### Goal
Gather each line of the records where "Cliente" appears.

### Input for this task
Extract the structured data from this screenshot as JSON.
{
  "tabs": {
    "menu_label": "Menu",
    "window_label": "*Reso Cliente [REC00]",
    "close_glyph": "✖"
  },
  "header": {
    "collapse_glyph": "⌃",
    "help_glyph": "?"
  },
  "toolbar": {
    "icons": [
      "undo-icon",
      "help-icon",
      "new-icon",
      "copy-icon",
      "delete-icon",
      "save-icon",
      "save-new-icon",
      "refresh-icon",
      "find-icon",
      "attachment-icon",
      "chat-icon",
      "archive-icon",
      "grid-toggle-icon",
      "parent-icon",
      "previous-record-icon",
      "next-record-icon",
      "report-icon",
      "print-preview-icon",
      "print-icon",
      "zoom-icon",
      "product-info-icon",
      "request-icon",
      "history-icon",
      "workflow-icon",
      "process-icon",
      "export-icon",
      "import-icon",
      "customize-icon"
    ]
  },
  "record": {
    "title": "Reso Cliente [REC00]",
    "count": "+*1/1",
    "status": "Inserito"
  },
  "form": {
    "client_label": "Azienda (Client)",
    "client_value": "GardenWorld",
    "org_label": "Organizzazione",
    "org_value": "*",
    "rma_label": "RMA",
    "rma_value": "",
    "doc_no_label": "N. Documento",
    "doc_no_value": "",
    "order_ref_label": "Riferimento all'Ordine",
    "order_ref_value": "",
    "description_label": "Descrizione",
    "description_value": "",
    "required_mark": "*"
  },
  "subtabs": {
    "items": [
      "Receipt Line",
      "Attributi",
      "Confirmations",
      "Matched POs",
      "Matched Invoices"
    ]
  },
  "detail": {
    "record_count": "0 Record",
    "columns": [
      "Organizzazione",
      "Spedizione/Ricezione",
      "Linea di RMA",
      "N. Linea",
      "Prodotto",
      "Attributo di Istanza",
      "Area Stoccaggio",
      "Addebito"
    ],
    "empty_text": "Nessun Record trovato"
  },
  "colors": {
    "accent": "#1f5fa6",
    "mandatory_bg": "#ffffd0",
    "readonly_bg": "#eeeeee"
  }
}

### Result
    "window_label": "*Reso Cliente [REC00]",
    "title": "Reso Cliente [REC00]",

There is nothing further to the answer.